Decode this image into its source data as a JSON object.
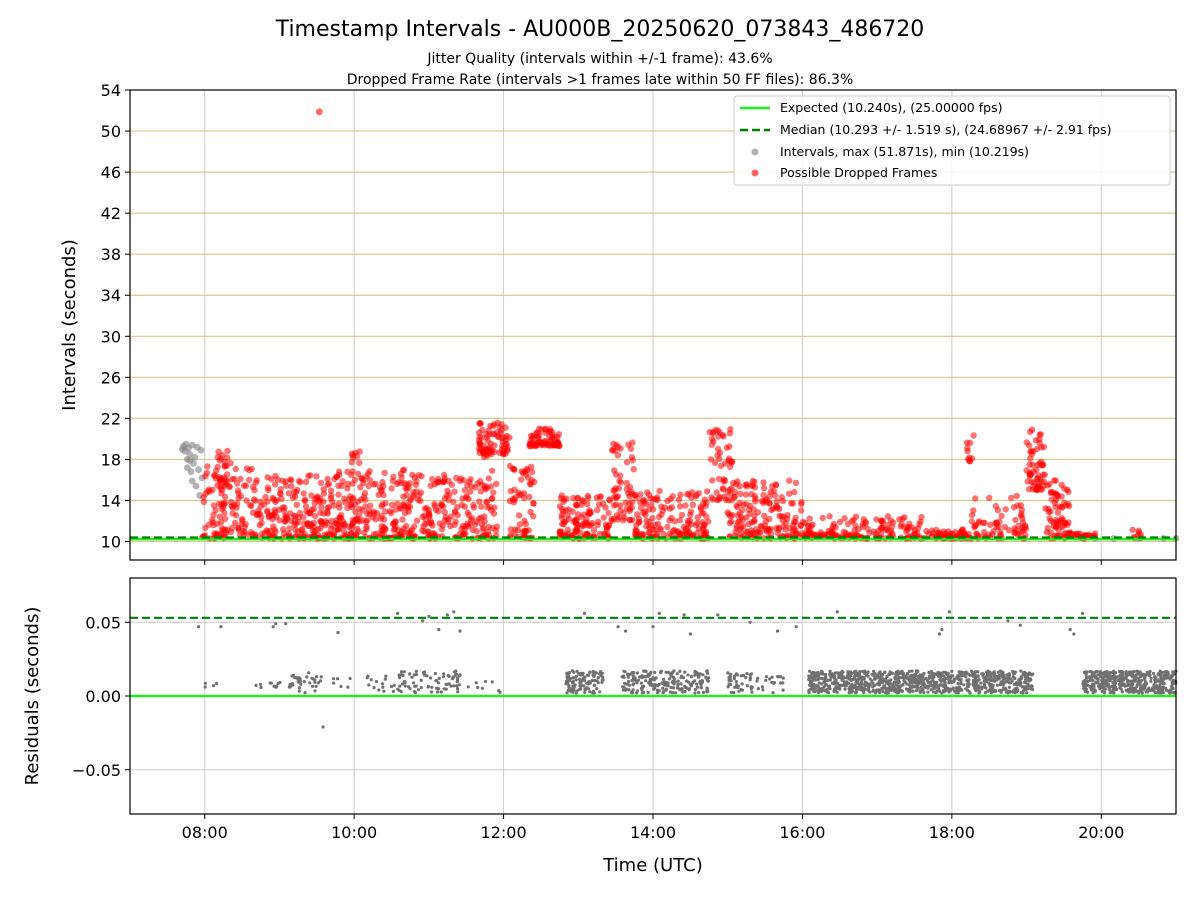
{
  "figure": {
    "title": "Timestamp Intervals - AU000B_20250620_073843_486720",
    "subtitle_1": "Jitter Quality (intervals within +/-1 frame): 43.6%",
    "subtitle_2": "Dropped Frame Rate (intervals >1 frames late within 50 FF files): 86.3%"
  },
  "chart_data": [
    {
      "type": "scatter",
      "title": "",
      "xlabel": "",
      "ylabel": "Intervals (seconds)",
      "x_range": [
        "07:00",
        "21:00"
      ],
      "x_ticks": [
        "08:00",
        "10:00",
        "12:00",
        "14:00",
        "16:00",
        "18:00",
        "20:00"
      ],
      "ylim": [
        8.2,
        54
      ],
      "y_ticks": [
        10,
        14,
        18,
        22,
        26,
        30,
        34,
        38,
        42,
        46,
        50,
        54
      ],
      "grid": true,
      "legend": {
        "placement": "upper-right",
        "entries": [
          {
            "label": "Expected (10.240s), (25.00000 fps)",
            "kind": "solid-line",
            "color": "#22ee22"
          },
          {
            "label": "Median (10.293 +/- 1.519 s), (24.68967 +/- 2.91 fps)",
            "kind": "dashed-line",
            "color": "#008000"
          },
          {
            "label": "Intervals, max (51.871s), min (10.219s)",
            "kind": "marker",
            "color": "#808080"
          },
          {
            "label": "Possible Dropped Frames",
            "kind": "marker",
            "color": "#ff0000"
          }
        ]
      },
      "reference_lines": {
        "expected": 10.24,
        "median": 10.293
      },
      "max_interval": {
        "x": "09:32",
        "y": 51.871
      },
      "series": [
        {
          "name": "Intervals",
          "color": "#808080",
          "points": [
            [
              "07:42",
              19.0
            ],
            [
              "07:43",
              19.3
            ],
            [
              "07:44",
              18.8
            ],
            [
              "07:45",
              19.5
            ],
            [
              "07:46",
              17.2
            ],
            [
              "07:47",
              19.1
            ],
            [
              "07:48",
              18.5
            ],
            [
              "07:49",
              16.8
            ],
            [
              "07:50",
              19.4
            ],
            [
              "07:51",
              17.6
            ],
            [
              "07:52",
              18.2
            ],
            [
              "07:53",
              15.4
            ],
            [
              "07:54",
              19.2
            ],
            [
              "07:55",
              17.0
            ],
            [
              "07:56",
              14.5
            ],
            [
              "07:57",
              18.9
            ],
            [
              "07:58",
              16.2
            ],
            [
              "07:46",
              18.0
            ],
            [
              "07:48",
              17.9
            ],
            [
              "07:50",
              15.9
            ],
            [
              "19:55",
              10.3
            ],
            [
              "20:10",
              10.3
            ],
            [
              "20:30",
              10.3
            ],
            [
              "20:50",
              10.3
            ],
            [
              "21:00",
              10.3
            ]
          ]
        },
        {
          "name": "Possible Dropped Frames",
          "color": "#ff0000",
          "segments": [
            {
              "start": "07:58",
              "end": "08:45",
              "min": 10.3,
              "max": 17.5,
              "density": 130
            },
            {
              "start": "08:10",
              "end": "08:25",
              "min": 15.0,
              "max": 18.9,
              "density": 20
            },
            {
              "start": "08:45",
              "end": "09:40",
              "min": 10.3,
              "max": 16.5,
              "density": 180
            },
            {
              "start": "09:40",
              "end": "10:45",
              "min": 10.3,
              "max": 17.0,
              "density": 220
            },
            {
              "start": "09:58",
              "end": "10:05",
              "min": 17.0,
              "max": 19.0,
              "density": 8
            },
            {
              "start": "10:45",
              "end": "11:35",
              "min": 10.3,
              "max": 16.5,
              "density": 140
            },
            {
              "start": "11:35",
              "end": "11:55",
              "min": 10.3,
              "max": 19.0,
              "density": 60
            },
            {
              "start": "11:40",
              "end": "12:05",
              "min": 18.5,
              "max": 21.6,
              "density": 70
            },
            {
              "start": "12:05",
              "end": "12:25",
              "min": 10.3,
              "max": 18.0,
              "density": 60
            },
            {
              "start": "12:20",
              "end": "12:45",
              "min": 19.3,
              "max": 21.0,
              "density": 70
            },
            {
              "start": "12:45",
              "end": "13:25",
              "min": 10.3,
              "max": 14.5,
              "density": 120
            },
            {
              "start": "13:25",
              "end": "13:45",
              "min": 12.0,
              "max": 19.8,
              "density": 60
            },
            {
              "start": "13:45",
              "end": "14:45",
              "min": 10.3,
              "max": 15.0,
              "density": 160
            },
            {
              "start": "14:45",
              "end": "15:05",
              "min": 14.0,
              "max": 21.0,
              "density": 50
            },
            {
              "start": "15:00",
              "end": "16:00",
              "min": 10.3,
              "max": 16.0,
              "density": 170
            },
            {
              "start": "16:00",
              "end": "17:40",
              "min": 10.3,
              "max": 12.5,
              "density": 160
            },
            {
              "start": "17:40",
              "end": "18:15",
              "min": 10.3,
              "max": 11.2,
              "density": 60
            },
            {
              "start": "18:12",
              "end": "18:18",
              "min": 17.8,
              "max": 20.4,
              "density": 10
            },
            {
              "start": "18:15",
              "end": "19:00",
              "min": 10.3,
              "max": 14.5,
              "density": 70
            },
            {
              "start": "19:00",
              "end": "19:15",
              "min": 15.0,
              "max": 20.9,
              "density": 60
            },
            {
              "start": "19:15",
              "end": "19:35",
              "min": 10.3,
              "max": 16.5,
              "density": 70
            },
            {
              "start": "19:35",
              "end": "19:55",
              "min": 10.3,
              "max": 10.8,
              "density": 30
            },
            {
              "start": "20:25",
              "end": "20:32",
              "min": 10.3,
              "max": 11.3,
              "density": 8
            }
          ],
          "points": [
            [
              "09:32",
              51.871
            ]
          ]
        }
      ]
    },
    {
      "type": "scatter",
      "title": "",
      "xlabel": "Time (UTC)",
      "ylabel": "Residuals (seconds)",
      "x_range": [
        "07:00",
        "21:00"
      ],
      "x_ticks": [
        "08:00",
        "10:00",
        "12:00",
        "14:00",
        "16:00",
        "18:00",
        "20:00"
      ],
      "ylim": [
        -0.08,
        0.08
      ],
      "y_ticks": [
        "−0.05",
        "0.00",
        "0.05"
      ],
      "y_tick_values": [
        -0.05,
        0.0,
        0.05
      ],
      "grid": true,
      "reference_lines": {
        "zero": 0.0,
        "threshold": 0.053
      },
      "series": [
        {
          "name": "Residuals",
          "color": "#707070",
          "segments": [
            {
              "start": "08:00",
              "end": "08:10",
              "min": 0.006,
              "max": 0.009,
              "density": 4
            },
            {
              "start": "08:40",
              "end": "09:10",
              "min": 0.005,
              "max": 0.01,
              "density": 14
            },
            {
              "start": "09:10",
              "end": "09:35",
              "min": 0.002,
              "max": 0.016,
              "density": 30
            },
            {
              "start": "09:40",
              "end": "10:00",
              "min": 0.002,
              "max": 0.012,
              "density": 6
            },
            {
              "start": "10:05",
              "end": "10:30",
              "min": 0.002,
              "max": 0.014,
              "density": 12
            },
            {
              "start": "10:30",
              "end": "11:00",
              "min": 0.002,
              "max": 0.017,
              "density": 40
            },
            {
              "start": "11:00",
              "end": "11:25",
              "min": 0.002,
              "max": 0.017,
              "density": 40
            },
            {
              "start": "11:30",
              "end": "12:00",
              "min": 0.002,
              "max": 0.01,
              "density": 8
            },
            {
              "start": "12:50",
              "end": "13:20",
              "min": 0.002,
              "max": 0.017,
              "density": 110
            },
            {
              "start": "13:35",
              "end": "14:45",
              "min": 0.002,
              "max": 0.017,
              "density": 200
            },
            {
              "start": "15:00",
              "end": "15:45",
              "min": 0.002,
              "max": 0.016,
              "density": 60
            },
            {
              "start": "16:05",
              "end": "19:05",
              "min": 0.002,
              "max": 0.017,
              "density": 900
            },
            {
              "start": "19:45",
              "end": "21:00",
              "min": 0.002,
              "max": 0.017,
              "density": 420
            }
          ],
          "points": [
            [
              "07:55",
              0.047
            ],
            [
              "08:13",
              0.047
            ],
            [
              "08:55",
              0.047
            ],
            [
              "08:57",
              0.049
            ],
            [
              "09:05",
              0.049
            ],
            [
              "09:35",
              -0.021
            ],
            [
              "09:47",
              0.043
            ],
            [
              "10:35",
              0.056
            ],
            [
              "10:55",
              0.051
            ],
            [
              "11:00",
              0.054
            ],
            [
              "11:08",
              0.045
            ],
            [
              "11:15",
              0.055
            ],
            [
              "11:20",
              0.057
            ],
            [
              "11:25",
              0.044
            ],
            [
              "13:05",
              0.056
            ],
            [
              "13:32",
              0.047
            ],
            [
              "13:38",
              0.044
            ],
            [
              "14:00",
              0.047
            ],
            [
              "14:05",
              0.056
            ],
            [
              "14:25",
              0.055
            ],
            [
              "14:30",
              0.042
            ],
            [
              "14:52",
              0.055
            ],
            [
              "15:18",
              0.05
            ],
            [
              "15:40",
              0.044
            ],
            [
              "15:55",
              0.047
            ],
            [
              "16:28",
              0.057
            ],
            [
              "17:50",
              0.042
            ],
            [
              "17:52",
              0.045
            ],
            [
              "17:58",
              0.057
            ],
            [
              "18:45",
              0.051
            ],
            [
              "18:55",
              0.048
            ],
            [
              "19:35",
              0.045
            ],
            [
              "19:38",
              0.042
            ],
            [
              "19:45",
              0.056
            ]
          ]
        }
      ]
    }
  ]
}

● **Written exercise**: Tally the lines containing "within". Provide the number without any other words.

● **Problem solution**: 2